*Records for this exercise*:

----

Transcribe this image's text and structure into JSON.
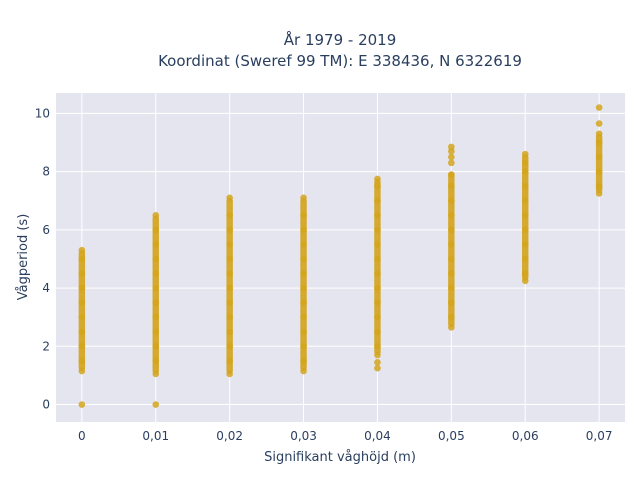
{
  "chart_data": {
    "type": "scatter",
    "title_line1": "År 1979 - 2019",
    "title_line2": "Koordinat (Sweref 99 TM): E 338436, N 6322619",
    "xlabel": "Signifikant våghöjd (m)",
    "ylabel": "Vågperiod (s)",
    "x_ticks": [
      "0",
      "0,01",
      "0,02",
      "0,03",
      "0,04",
      "0,05",
      "0,06",
      "0,07"
    ],
    "y_ticks": [
      "0",
      "2",
      "4",
      "6",
      "8",
      "10"
    ],
    "x_values": [
      0,
      0.01,
      0.02,
      0.03,
      0.04,
      0.05,
      0.06,
      0.07
    ],
    "xlim": [
      -0.0035,
      0.0735
    ],
    "ylim": [
      -0.6,
      10.7
    ],
    "grid": true,
    "marker_color": "#d4a41c",
    "plot_background": "#e5e5ef",
    "points": [
      {
        "x": 0,
        "y": 0
      },
      {
        "x": 0,
        "y": 1.15
      },
      {
        "x": 0,
        "y": 1.5
      },
      {
        "x": 0,
        "y": 2.0
      },
      {
        "x": 0,
        "y": 2.5
      },
      {
        "x": 0,
        "y": 3.0
      },
      {
        "x": 0,
        "y": 3.5
      },
      {
        "x": 0,
        "y": 4.0
      },
      {
        "x": 0,
        "y": 4.5
      },
      {
        "x": 0,
        "y": 5.0
      },
      {
        "x": 0,
        "y": 5.3
      },
      {
        "x": 0.01,
        "y": 0
      },
      {
        "x": 0.01,
        "y": 1.05
      },
      {
        "x": 0.01,
        "y": 1.5
      },
      {
        "x": 0.01,
        "y": 2.0
      },
      {
        "x": 0.01,
        "y": 2.5
      },
      {
        "x": 0.01,
        "y": 3.0
      },
      {
        "x": 0.01,
        "y": 3.5
      },
      {
        "x": 0.01,
        "y": 4.0
      },
      {
        "x": 0.01,
        "y": 4.5
      },
      {
        "x": 0.01,
        "y": 5.0
      },
      {
        "x": 0.01,
        "y": 5.5
      },
      {
        "x": 0.01,
        "y": 6.0
      },
      {
        "x": 0.01,
        "y": 6.5
      },
      {
        "x": 0.02,
        "y": 1.05
      },
      {
        "x": 0.02,
        "y": 1.5
      },
      {
        "x": 0.02,
        "y": 2.0
      },
      {
        "x": 0.02,
        "y": 2.5
      },
      {
        "x": 0.02,
        "y": 3.0
      },
      {
        "x": 0.02,
        "y": 3.5
      },
      {
        "x": 0.02,
        "y": 4.0
      },
      {
        "x": 0.02,
        "y": 4.5
      },
      {
        "x": 0.02,
        "y": 5.0
      },
      {
        "x": 0.02,
        "y": 5.5
      },
      {
        "x": 0.02,
        "y": 6.0
      },
      {
        "x": 0.02,
        "y": 6.5
      },
      {
        "x": 0.02,
        "y": 7.1
      },
      {
        "x": 0.03,
        "y": 1.15
      },
      {
        "x": 0.03,
        "y": 1.5
      },
      {
        "x": 0.03,
        "y": 2.0
      },
      {
        "x": 0.03,
        "y": 2.5
      },
      {
        "x": 0.03,
        "y": 3.0
      },
      {
        "x": 0.03,
        "y": 3.5
      },
      {
        "x": 0.03,
        "y": 4.0
      },
      {
        "x": 0.03,
        "y": 4.5
      },
      {
        "x": 0.03,
        "y": 5.0
      },
      {
        "x": 0.03,
        "y": 5.5
      },
      {
        "x": 0.03,
        "y": 6.0
      },
      {
        "x": 0.03,
        "y": 6.5
      },
      {
        "x": 0.03,
        "y": 7.1
      },
      {
        "x": 0.04,
        "y": 1.25
      },
      {
        "x": 0.04,
        "y": 1.45
      },
      {
        "x": 0.04,
        "y": 1.7
      },
      {
        "x": 0.04,
        "y": 2.0
      },
      {
        "x": 0.04,
        "y": 2.5
      },
      {
        "x": 0.04,
        "y": 3.0
      },
      {
        "x": 0.04,
        "y": 3.5
      },
      {
        "x": 0.04,
        "y": 4.0
      },
      {
        "x": 0.04,
        "y": 4.5
      },
      {
        "x": 0.04,
        "y": 5.0
      },
      {
        "x": 0.04,
        "y": 5.5
      },
      {
        "x": 0.04,
        "y": 6.0
      },
      {
        "x": 0.04,
        "y": 6.5
      },
      {
        "x": 0.04,
        "y": 7.0
      },
      {
        "x": 0.04,
        "y": 7.5
      },
      {
        "x": 0.04,
        "y": 7.75
      },
      {
        "x": 0.05,
        "y": 2.65
      },
      {
        "x": 0.05,
        "y": 3.0
      },
      {
        "x": 0.05,
        "y": 3.5
      },
      {
        "x": 0.05,
        "y": 4.0
      },
      {
        "x": 0.05,
        "y": 4.5
      },
      {
        "x": 0.05,
        "y": 5.0
      },
      {
        "x": 0.05,
        "y": 5.5
      },
      {
        "x": 0.05,
        "y": 6.0
      },
      {
        "x": 0.05,
        "y": 6.5
      },
      {
        "x": 0.05,
        "y": 7.0
      },
      {
        "x": 0.05,
        "y": 7.5
      },
      {
        "x": 0.05,
        "y": 7.9
      },
      {
        "x": 0.05,
        "y": 8.3
      },
      {
        "x": 0.05,
        "y": 8.5
      },
      {
        "x": 0.05,
        "y": 8.7
      },
      {
        "x": 0.05,
        "y": 8.85
      },
      {
        "x": 0.06,
        "y": 4.25
      },
      {
        "x": 0.06,
        "y": 4.5
      },
      {
        "x": 0.06,
        "y": 5.0
      },
      {
        "x": 0.06,
        "y": 5.5
      },
      {
        "x": 0.06,
        "y": 6.0
      },
      {
        "x": 0.06,
        "y": 6.5
      },
      {
        "x": 0.06,
        "y": 7.0
      },
      {
        "x": 0.06,
        "y": 7.5
      },
      {
        "x": 0.06,
        "y": 8.0
      },
      {
        "x": 0.06,
        "y": 8.3
      },
      {
        "x": 0.06,
        "y": 8.6
      },
      {
        "x": 0.07,
        "y": 7.25
      },
      {
        "x": 0.07,
        "y": 7.5
      },
      {
        "x": 0.07,
        "y": 8.0
      },
      {
        "x": 0.07,
        "y": 8.5
      },
      {
        "x": 0.07,
        "y": 9.0
      },
      {
        "x": 0.07,
        "y": 9.3
      },
      {
        "x": 0.07,
        "y": 9.65
      },
      {
        "x": 0.07,
        "y": 10.2
      }
    ],
    "bands": [
      {
        "x": 0,
        "y_min": 1.15,
        "y_max": 5.3
      },
      {
        "x": 0.01,
        "y_min": 1.05,
        "y_max": 6.5
      },
      {
        "x": 0.02,
        "y_min": 1.05,
        "y_max": 7.1
      },
      {
        "x": 0.03,
        "y_min": 1.15,
        "y_max": 7.1
      },
      {
        "x": 0.04,
        "y_min": 1.7,
        "y_max": 7.75
      },
      {
        "x": 0.05,
        "y_min": 2.65,
        "y_max": 8.0
      },
      {
        "x": 0.06,
        "y_min": 4.25,
        "y_max": 8.6
      },
      {
        "x": 0.07,
        "y_min": 7.25,
        "y_max": 9.3
      }
    ]
  }
}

----

*What the task requires*: Copy out the records above in full, exactly as written, but not the pictures.

*Task output*:
Transcribe this image's text and structure into JSON.
{
  "chart_data": {
    "type": "scatter",
    "title_line1": "År 1979 - 2019",
    "title_line2": "Koordinat (Sweref 99 TM): E 338436, N 6322619",
    "xlabel": "Signifikant våghöjd (m)",
    "ylabel": "Vågperiod (s)",
    "x_ticks": [
      "0",
      "0,01",
      "0,02",
      "0,03",
      "0,04",
      "0,05",
      "0,06",
      "0,07"
    ],
    "y_ticks": [
      "0",
      "2",
      "4",
      "6",
      "8",
      "10"
    ],
    "x_values": [
      0,
      0.01,
      0.02,
      0.03,
      0.04,
      0.05,
      0.06,
      0.07
    ],
    "xlim": [
      -0.0035,
      0.0735
    ],
    "ylim": [
      -0.6,
      10.7
    ],
    "grid": true,
    "marker_color": "#d4a41c",
    "plot_background": "#e5e5ef",
    "points": [
      {
        "x": 0,
        "y": 0
      },
      {
        "x": 0,
        "y": 1.15
      },
      {
        "x": 0,
        "y": 1.5
      },
      {
        "x": 0,
        "y": 2.0
      },
      {
        "x": 0,
        "y": 2.5
      },
      {
        "x": 0,
        "y": 3.0
      },
      {
        "x": 0,
        "y": 3.5
      },
      {
        "x": 0,
        "y": 4.0
      },
      {
        "x": 0,
        "y": 4.5
      },
      {
        "x": 0,
        "y": 5.0
      },
      {
        "x": 0,
        "y": 5.3
      },
      {
        "x": 0.01,
        "y": 0
      },
      {
        "x": 0.01,
        "y": 1.05
      },
      {
        "x": 0.01,
        "y": 1.5
      },
      {
        "x": 0.01,
        "y": 2.0
      },
      {
        "x": 0.01,
        "y": 2.5
      },
      {
        "x": 0.01,
        "y": 3.0
      },
      {
        "x": 0.01,
        "y": 3.5
      },
      {
        "x": 0.01,
        "y": 4.0
      },
      {
        "x": 0.01,
        "y": 4.5
      },
      {
        "x": 0.01,
        "y": 5.0
      },
      {
        "x": 0.01,
        "y": 5.5
      },
      {
        "x": 0.01,
        "y": 6.0
      },
      {
        "x": 0.01,
        "y": 6.5
      },
      {
        "x": 0.02,
        "y": 1.05
      },
      {
        "x": 0.02,
        "y": 1.5
      },
      {
        "x": 0.02,
        "y": 2.0
      },
      {
        "x": 0.02,
        "y": 2.5
      },
      {
        "x": 0.02,
        "y": 3.0
      },
      {
        "x": 0.02,
        "y": 3.5
      },
      {
        "x": 0.02,
        "y": 4.0
      },
      {
        "x": 0.02,
        "y": 4.5
      },
      {
        "x": 0.02,
        "y": 5.0
      },
      {
        "x": 0.02,
        "y": 5.5
      },
      {
        "x": 0.02,
        "y": 6.0
      },
      {
        "x": 0.02,
        "y": 6.5
      },
      {
        "x": 0.02,
        "y": 7.1
      },
      {
        "x": 0.03,
        "y": 1.15
      },
      {
        "x": 0.03,
        "y": 1.5
      },
      {
        "x": 0.03,
        "y": 2.0
      },
      {
        "x": 0.03,
        "y": 2.5
      },
      {
        "x": 0.03,
        "y": 3.0
      },
      {
        "x": 0.03,
        "y": 3.5
      },
      {
        "x": 0.03,
        "y": 4.0
      },
      {
        "x": 0.03,
        "y": 4.5
      },
      {
        "x": 0.03,
        "y": 5.0
      },
      {
        "x": 0.03,
        "y": 5.5
      },
      {
        "x": 0.03,
        "y": 6.0
      },
      {
        "x": 0.03,
        "y": 6.5
      },
      {
        "x": 0.03,
        "y": 7.1
      },
      {
        "x": 0.04,
        "y": 1.25
      },
      {
        "x": 0.04,
        "y": 1.45
      },
      {
        "x": 0.04,
        "y": 1.7
      },
      {
        "x": 0.04,
        "y": 2.0
      },
      {
        "x": 0.04,
        "y": 2.5
      },
      {
        "x": 0.04,
        "y": 3.0
      },
      {
        "x": 0.04,
        "y": 3.5
      },
      {
        "x": 0.04,
        "y": 4.0
      },
      {
        "x": 0.04,
        "y": 4.5
      },
      {
        "x": 0.04,
        "y": 5.0
      },
      {
        "x": 0.04,
        "y": 5.5
      },
      {
        "x": 0.04,
        "y": 6.0
      },
      {
        "x": 0.04,
        "y": 6.5
      },
      {
        "x": 0.04,
        "y": 7.0
      },
      {
        "x": 0.04,
        "y": 7.5
      },
      {
        "x": 0.04,
        "y": 7.75
      },
      {
        "x": 0.05,
        "y": 2.65
      },
      {
        "x": 0.05,
        "y": 3.0
      },
      {
        "x": 0.05,
        "y": 3.5
      },
      {
        "x": 0.05,
        "y": 4.0
      },
      {
        "x": 0.05,
        "y": 4.5
      },
      {
        "x": 0.05,
        "y": 5.0
      },
      {
        "x": 0.05,
        "y": 5.5
      },
      {
        "x": 0.05,
        "y": 6.0
      },
      {
        "x": 0.05,
        "y": 6.5
      },
      {
        "x": 0.05,
        "y": 7.0
      },
      {
        "x": 0.05,
        "y": 7.5
      },
      {
        "x": 0.05,
        "y": 7.9
      },
      {
        "x": 0.05,
        "y": 8.3
      },
      {
        "x": 0.05,
        "y": 8.5
      },
      {
        "x": 0.05,
        "y": 8.7
      },
      {
        "x": 0.05,
        "y": 8.85
      },
      {
        "x": 0.06,
        "y": 4.25
      },
      {
        "x": 0.06,
        "y": 4.5
      },
      {
        "x": 0.06,
        "y": 5.0
      },
      {
        "x": 0.06,
        "y": 5.5
      },
      {
        "x": 0.06,
        "y": 6.0
      },
      {
        "x": 0.06,
        "y": 6.5
      },
      {
        "x": 0.06,
        "y": 7.0
      },
      {
        "x": 0.06,
        "y": 7.5
      },
      {
        "x": 0.06,
        "y": 8.0
      },
      {
        "x": 0.06,
        "y": 8.3
      },
      {
        "x": 0.06,
        "y": 8.6
      },
      {
        "x": 0.07,
        "y": 7.25
      },
      {
        "x": 0.07,
        "y": 7.5
      },
      {
        "x": 0.07,
        "y": 8.0
      },
      {
        "x": 0.07,
        "y": 8.5
      },
      {
        "x": 0.07,
        "y": 9.0
      },
      {
        "x": 0.07,
        "y": 9.3
      },
      {
        "x": 0.07,
        "y": 9.65
      },
      {
        "x": 0.07,
        "y": 10.2
      }
    ],
    "bands": [
      {
        "x": 0,
        "y_min": 1.15,
        "y_max": 5.3
      },
      {
        "x": 0.01,
        "y_min": 1.05,
        "y_max": 6.5
      },
      {
        "x": 0.02,
        "y_min": 1.05,
        "y_max": 7.1
      },
      {
        "x": 0.03,
        "y_min": 1.15,
        "y_max": 7.1
      },
      {
        "x": 0.04,
        "y_min": 1.7,
        "y_max": 7.75
      },
      {
        "x": 0.05,
        "y_min": 2.65,
        "y_max": 8.0
      },
      {
        "x": 0.06,
        "y_min": 4.25,
        "y_max": 8.6
      },
      {
        "x": 0.07,
        "y_min": 7.25,
        "y_max": 9.3
      }
    ]
  }
}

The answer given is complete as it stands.